━━━ Records for processing ━━━

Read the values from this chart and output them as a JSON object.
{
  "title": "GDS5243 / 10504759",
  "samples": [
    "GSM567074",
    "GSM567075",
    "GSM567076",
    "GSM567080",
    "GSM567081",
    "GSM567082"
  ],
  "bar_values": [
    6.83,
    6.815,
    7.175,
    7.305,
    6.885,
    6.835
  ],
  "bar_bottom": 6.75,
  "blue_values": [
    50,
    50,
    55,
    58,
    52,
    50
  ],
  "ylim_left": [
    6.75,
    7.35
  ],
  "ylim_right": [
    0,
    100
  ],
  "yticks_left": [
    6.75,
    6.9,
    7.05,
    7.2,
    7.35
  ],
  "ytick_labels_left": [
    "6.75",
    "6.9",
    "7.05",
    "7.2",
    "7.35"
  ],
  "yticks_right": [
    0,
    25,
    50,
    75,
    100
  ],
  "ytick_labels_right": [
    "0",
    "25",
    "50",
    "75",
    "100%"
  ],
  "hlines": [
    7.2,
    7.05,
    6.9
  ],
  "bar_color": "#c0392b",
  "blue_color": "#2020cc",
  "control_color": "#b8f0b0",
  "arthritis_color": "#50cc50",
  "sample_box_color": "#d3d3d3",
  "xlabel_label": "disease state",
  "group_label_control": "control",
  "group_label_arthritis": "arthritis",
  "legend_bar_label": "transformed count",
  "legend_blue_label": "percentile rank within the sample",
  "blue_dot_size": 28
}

━━━

» **Work to be completed**
Write out all of the records above exactly as they appear.

» **Answer to this problem**
Read the values from this chart and output them as a JSON object.
{
  "title": "GDS5243 / 10504759",
  "samples": [
    "GSM567074",
    "GSM567075",
    "GSM567076",
    "GSM567080",
    "GSM567081",
    "GSM567082"
  ],
  "bar_values": [
    6.83,
    6.815,
    7.175,
    7.305,
    6.885,
    6.835
  ],
  "bar_bottom": 6.75,
  "blue_values": [
    50,
    50,
    55,
    58,
    52,
    50
  ],
  "ylim_left": [
    6.75,
    7.35
  ],
  "ylim_right": [
    0,
    100
  ],
  "yticks_left": [
    6.75,
    6.9,
    7.05,
    7.2,
    7.35
  ],
  "ytick_labels_left": [
    "6.75",
    "6.9",
    "7.05",
    "7.2",
    "7.35"
  ],
  "yticks_right": [
    0,
    25,
    50,
    75,
    100
  ],
  "ytick_labels_right": [
    "0",
    "25",
    "50",
    "75",
    "100%"
  ],
  "hlines": [
    7.2,
    7.05,
    6.9
  ],
  "bar_color": "#c0392b",
  "blue_color": "#2020cc",
  "control_color": "#b8f0b0",
  "arthritis_color": "#50cc50",
  "sample_box_color": "#d3d3d3",
  "xlabel_label": "disease state",
  "group_label_control": "control",
  "group_label_arthritis": "arthritis",
  "legend_bar_label": "transformed count",
  "legend_blue_label": "percentile rank within the sample",
  "blue_dot_size": 28
}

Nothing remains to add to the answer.